To do — Extract all lines in the data that contain the word "Prime".

***** Given data

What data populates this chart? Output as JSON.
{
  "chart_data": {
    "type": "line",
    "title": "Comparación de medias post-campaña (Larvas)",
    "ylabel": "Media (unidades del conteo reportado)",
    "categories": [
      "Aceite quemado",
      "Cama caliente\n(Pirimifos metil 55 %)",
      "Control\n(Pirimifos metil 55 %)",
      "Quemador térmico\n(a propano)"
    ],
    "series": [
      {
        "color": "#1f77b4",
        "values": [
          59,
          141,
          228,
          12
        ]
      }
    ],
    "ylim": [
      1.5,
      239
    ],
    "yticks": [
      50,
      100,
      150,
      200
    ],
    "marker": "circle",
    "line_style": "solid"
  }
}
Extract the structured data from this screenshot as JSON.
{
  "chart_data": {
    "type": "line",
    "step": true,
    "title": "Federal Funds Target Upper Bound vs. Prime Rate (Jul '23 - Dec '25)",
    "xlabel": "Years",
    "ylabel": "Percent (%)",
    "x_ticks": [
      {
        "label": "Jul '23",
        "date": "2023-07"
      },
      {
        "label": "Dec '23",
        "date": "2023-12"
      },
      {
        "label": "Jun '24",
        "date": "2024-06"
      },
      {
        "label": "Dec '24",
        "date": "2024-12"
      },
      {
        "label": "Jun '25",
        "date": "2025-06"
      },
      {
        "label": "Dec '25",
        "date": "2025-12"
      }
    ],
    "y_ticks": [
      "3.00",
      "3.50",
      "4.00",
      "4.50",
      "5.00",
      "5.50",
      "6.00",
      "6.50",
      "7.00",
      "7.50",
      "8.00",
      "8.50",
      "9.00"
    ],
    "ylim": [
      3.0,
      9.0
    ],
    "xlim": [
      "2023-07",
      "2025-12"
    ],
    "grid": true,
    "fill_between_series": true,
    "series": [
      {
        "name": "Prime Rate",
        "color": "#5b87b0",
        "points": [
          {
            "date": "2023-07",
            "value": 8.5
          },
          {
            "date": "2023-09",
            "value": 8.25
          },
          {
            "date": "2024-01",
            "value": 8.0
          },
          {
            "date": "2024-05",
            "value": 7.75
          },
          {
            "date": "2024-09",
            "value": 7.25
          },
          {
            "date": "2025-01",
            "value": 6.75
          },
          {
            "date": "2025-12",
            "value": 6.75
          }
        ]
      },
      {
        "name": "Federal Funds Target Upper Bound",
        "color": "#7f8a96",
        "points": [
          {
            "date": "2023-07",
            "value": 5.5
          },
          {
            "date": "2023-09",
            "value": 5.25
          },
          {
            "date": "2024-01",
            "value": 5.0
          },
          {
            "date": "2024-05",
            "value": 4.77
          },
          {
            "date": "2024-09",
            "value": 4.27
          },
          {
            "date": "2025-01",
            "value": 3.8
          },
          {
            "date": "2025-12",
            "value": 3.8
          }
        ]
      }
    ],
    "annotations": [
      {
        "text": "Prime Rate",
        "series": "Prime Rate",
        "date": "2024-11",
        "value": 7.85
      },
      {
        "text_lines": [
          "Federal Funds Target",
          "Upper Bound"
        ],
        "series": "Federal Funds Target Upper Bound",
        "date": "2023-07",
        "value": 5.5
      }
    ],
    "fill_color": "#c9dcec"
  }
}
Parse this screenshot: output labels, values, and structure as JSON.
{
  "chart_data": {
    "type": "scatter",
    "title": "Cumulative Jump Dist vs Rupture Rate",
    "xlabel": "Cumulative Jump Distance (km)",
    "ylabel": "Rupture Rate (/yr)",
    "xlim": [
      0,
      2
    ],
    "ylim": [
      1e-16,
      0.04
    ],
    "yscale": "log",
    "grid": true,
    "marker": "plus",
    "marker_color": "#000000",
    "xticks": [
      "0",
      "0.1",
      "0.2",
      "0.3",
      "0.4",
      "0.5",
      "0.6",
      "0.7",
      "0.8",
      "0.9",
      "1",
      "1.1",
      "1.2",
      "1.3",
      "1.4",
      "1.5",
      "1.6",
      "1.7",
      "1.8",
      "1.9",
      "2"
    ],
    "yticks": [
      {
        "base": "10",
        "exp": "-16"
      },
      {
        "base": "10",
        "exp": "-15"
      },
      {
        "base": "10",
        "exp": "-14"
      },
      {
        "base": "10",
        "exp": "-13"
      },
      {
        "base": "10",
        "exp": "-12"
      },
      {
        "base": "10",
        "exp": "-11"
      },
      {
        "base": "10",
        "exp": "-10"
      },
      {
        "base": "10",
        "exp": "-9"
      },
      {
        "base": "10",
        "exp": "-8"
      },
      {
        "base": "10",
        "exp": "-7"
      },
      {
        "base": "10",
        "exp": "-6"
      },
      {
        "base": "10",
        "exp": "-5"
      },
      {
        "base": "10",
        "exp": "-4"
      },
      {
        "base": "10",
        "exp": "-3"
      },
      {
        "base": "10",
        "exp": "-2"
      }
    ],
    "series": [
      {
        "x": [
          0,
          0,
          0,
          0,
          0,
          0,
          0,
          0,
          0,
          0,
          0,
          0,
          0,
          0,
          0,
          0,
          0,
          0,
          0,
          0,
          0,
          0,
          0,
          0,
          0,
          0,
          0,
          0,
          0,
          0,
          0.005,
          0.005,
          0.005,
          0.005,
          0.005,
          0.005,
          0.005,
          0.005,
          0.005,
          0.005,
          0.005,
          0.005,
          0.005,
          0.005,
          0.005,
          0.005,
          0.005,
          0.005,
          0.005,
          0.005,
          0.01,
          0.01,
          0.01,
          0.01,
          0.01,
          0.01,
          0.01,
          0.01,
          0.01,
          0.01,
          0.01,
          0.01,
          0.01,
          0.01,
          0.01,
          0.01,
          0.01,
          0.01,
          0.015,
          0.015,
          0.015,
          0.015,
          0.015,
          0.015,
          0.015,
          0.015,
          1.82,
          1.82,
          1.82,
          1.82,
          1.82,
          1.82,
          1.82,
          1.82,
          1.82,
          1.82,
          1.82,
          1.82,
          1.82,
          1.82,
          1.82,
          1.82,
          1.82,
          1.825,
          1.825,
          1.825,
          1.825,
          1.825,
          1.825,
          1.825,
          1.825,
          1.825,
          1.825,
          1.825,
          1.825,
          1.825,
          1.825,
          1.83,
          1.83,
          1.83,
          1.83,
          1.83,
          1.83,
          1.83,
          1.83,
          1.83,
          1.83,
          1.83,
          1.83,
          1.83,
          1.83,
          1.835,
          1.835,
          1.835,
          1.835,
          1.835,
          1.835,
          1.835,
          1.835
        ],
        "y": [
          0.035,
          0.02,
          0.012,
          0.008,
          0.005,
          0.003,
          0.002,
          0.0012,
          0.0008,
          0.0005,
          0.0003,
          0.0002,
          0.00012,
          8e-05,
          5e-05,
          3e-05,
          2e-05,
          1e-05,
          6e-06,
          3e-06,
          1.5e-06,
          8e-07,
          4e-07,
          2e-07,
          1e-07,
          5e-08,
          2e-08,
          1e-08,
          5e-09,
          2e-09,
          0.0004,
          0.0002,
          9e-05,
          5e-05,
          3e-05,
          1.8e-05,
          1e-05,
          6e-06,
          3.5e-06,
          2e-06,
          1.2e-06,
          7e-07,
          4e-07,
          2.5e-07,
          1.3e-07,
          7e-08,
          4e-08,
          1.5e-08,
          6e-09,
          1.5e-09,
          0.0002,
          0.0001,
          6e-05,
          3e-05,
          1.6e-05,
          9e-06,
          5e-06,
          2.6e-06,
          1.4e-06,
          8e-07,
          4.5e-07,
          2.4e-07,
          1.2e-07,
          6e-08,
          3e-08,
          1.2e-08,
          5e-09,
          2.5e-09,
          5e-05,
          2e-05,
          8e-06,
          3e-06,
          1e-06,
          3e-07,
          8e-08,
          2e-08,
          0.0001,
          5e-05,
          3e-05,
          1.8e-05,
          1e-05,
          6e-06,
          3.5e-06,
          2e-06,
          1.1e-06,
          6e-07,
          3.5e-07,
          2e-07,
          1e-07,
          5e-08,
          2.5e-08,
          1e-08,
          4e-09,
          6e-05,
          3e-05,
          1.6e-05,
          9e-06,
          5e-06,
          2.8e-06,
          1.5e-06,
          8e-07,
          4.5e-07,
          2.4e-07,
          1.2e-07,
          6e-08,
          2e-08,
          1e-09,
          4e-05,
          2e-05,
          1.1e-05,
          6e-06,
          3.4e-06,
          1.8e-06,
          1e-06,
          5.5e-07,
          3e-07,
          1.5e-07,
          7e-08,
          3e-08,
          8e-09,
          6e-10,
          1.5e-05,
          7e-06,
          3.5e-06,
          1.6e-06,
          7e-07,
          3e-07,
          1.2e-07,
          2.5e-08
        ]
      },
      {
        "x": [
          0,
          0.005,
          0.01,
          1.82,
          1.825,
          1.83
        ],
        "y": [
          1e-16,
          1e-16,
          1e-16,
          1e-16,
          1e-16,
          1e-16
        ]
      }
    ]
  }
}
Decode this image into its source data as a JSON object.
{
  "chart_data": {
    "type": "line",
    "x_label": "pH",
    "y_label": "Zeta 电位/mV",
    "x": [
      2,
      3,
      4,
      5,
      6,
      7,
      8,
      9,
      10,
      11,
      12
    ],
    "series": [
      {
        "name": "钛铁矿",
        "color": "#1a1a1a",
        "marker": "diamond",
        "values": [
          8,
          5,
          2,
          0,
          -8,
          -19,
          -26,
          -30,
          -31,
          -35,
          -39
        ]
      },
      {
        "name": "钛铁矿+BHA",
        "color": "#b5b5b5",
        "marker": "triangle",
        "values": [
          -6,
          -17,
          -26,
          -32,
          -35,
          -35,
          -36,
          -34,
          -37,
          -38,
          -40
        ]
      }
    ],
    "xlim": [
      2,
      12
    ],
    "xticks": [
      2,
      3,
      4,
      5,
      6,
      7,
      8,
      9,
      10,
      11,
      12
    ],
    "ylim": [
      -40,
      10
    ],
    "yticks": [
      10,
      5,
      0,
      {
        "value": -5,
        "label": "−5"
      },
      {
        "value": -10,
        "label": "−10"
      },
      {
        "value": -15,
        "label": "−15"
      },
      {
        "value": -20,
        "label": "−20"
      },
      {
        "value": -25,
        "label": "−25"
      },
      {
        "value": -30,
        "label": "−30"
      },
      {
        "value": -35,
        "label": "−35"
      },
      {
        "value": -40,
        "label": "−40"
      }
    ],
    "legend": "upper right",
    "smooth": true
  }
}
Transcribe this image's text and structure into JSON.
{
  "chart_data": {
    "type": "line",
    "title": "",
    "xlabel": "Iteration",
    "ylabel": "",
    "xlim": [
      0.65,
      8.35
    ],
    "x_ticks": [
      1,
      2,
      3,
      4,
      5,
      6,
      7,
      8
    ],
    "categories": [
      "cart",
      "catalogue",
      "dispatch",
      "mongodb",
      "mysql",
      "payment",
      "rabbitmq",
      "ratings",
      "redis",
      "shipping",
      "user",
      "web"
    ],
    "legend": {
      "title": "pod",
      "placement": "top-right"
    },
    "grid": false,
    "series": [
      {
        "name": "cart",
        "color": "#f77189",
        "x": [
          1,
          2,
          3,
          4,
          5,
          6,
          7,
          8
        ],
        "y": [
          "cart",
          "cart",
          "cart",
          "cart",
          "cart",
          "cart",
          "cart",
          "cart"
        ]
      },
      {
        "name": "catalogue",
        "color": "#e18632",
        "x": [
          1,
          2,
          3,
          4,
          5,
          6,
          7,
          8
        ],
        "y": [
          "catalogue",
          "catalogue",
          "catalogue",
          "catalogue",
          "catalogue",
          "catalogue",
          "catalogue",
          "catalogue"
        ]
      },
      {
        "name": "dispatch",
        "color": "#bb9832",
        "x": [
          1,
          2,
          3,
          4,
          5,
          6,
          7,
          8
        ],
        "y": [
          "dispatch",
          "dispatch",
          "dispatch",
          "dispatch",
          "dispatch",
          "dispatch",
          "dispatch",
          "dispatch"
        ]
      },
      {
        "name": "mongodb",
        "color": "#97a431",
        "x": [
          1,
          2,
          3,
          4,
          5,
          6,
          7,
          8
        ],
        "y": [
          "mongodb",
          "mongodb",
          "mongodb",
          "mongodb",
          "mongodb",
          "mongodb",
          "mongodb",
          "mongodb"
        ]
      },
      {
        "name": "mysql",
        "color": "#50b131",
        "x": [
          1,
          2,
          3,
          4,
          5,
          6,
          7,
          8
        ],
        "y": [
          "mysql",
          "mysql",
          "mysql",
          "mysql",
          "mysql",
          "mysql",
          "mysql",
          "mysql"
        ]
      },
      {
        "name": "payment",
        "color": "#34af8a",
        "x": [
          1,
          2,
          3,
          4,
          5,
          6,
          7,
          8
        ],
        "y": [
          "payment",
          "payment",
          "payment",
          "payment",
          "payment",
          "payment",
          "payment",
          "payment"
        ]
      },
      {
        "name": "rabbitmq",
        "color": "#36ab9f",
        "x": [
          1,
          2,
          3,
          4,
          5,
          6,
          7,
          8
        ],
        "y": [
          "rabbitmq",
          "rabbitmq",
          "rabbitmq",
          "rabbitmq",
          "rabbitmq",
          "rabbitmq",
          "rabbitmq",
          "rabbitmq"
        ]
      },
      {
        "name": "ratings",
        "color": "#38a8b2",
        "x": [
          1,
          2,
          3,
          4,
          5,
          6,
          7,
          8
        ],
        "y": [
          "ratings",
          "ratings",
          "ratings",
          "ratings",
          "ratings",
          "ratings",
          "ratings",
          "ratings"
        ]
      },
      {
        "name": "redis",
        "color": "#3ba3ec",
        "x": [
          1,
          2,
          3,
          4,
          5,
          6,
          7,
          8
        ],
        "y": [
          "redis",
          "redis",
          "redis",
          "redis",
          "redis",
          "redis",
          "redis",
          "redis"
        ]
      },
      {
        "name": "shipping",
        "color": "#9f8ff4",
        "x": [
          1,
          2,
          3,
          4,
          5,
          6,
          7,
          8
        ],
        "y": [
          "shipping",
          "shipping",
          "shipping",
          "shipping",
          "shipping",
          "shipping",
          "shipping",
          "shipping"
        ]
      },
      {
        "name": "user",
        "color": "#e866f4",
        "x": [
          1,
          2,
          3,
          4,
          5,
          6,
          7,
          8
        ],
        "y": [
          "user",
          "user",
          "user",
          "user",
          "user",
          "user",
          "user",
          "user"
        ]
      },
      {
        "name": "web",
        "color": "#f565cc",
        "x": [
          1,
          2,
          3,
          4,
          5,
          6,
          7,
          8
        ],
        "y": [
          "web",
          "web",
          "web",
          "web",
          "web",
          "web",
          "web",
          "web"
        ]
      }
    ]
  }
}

**********

Answer for this exercise —
    "title": "Federal Funds Target Upper Bound vs. Prime Rate (Jul '23 - Dec '25)",
        "name": "Prime Rate",
        "text": "Prime Rate",
        "series": "Prime Rate",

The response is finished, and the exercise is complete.